## OBJECTIVE
Pull each line holding the word "office" from the data.

## STORED ROWS

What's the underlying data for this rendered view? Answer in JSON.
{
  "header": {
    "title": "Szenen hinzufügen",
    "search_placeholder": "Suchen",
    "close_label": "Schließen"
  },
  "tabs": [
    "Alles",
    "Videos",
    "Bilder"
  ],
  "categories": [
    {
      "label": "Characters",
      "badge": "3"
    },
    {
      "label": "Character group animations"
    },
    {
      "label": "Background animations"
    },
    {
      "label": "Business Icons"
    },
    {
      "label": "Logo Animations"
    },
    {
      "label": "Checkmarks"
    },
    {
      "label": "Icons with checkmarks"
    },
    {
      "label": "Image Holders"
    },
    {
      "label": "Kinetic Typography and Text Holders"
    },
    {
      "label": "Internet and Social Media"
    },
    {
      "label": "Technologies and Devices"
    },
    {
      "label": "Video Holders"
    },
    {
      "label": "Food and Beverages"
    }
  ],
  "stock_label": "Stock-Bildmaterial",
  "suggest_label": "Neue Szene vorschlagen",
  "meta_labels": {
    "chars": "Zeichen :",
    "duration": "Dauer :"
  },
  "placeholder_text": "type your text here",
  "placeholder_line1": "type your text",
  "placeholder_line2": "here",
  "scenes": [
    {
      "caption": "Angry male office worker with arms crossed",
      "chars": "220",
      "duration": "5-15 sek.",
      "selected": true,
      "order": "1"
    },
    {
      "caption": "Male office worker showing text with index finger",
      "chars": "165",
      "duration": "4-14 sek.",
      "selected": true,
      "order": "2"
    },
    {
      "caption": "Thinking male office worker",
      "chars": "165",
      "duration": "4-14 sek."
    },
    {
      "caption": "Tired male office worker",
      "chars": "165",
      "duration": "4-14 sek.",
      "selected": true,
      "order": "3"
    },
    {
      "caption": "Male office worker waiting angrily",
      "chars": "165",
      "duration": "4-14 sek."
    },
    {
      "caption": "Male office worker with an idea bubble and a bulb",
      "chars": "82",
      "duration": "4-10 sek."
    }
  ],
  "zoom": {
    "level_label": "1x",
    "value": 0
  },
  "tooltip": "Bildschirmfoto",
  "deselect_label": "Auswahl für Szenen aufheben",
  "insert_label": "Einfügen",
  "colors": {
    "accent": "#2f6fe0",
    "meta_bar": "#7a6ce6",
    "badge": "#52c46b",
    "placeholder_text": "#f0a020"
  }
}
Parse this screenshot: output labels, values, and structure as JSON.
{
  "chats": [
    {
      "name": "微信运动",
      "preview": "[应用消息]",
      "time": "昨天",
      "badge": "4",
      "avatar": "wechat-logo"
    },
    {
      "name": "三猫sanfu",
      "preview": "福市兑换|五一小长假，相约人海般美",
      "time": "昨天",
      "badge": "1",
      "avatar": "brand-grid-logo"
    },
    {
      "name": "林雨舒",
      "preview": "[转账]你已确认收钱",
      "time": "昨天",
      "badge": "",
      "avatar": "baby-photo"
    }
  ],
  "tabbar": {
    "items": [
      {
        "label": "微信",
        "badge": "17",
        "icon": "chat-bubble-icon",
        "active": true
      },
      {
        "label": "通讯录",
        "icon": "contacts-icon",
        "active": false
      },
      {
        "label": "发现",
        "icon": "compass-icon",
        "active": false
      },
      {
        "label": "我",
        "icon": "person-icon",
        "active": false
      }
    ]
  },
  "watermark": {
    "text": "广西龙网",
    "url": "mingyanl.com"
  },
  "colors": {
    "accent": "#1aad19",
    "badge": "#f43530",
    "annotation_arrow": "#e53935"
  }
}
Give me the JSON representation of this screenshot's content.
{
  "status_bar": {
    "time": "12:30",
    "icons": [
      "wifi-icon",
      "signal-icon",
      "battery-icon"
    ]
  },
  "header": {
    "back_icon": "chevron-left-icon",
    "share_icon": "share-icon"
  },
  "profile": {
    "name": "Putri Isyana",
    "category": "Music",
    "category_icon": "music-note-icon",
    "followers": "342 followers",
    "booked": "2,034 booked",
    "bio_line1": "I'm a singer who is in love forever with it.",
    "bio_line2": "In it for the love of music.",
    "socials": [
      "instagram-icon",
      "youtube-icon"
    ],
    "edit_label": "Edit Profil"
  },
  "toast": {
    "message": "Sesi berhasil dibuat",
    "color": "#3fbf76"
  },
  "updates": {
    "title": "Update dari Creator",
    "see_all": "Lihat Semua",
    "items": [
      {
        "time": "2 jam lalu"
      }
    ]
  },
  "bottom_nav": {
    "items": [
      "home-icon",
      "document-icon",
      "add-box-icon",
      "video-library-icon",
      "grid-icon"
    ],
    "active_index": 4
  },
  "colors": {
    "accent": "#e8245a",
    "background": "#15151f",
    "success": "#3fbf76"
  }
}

## REPLY TO THE EXERCISE
      "caption": "Angry male office worker with arms crossed",
      "caption": "Male office worker showing text with index finger",
      "caption": "Thinking male office worker",
      "caption": "Tired male office worker",
      "caption": "Male office worker waiting angrily",
      "caption": "Male office worker with an idea bubble and a bulb",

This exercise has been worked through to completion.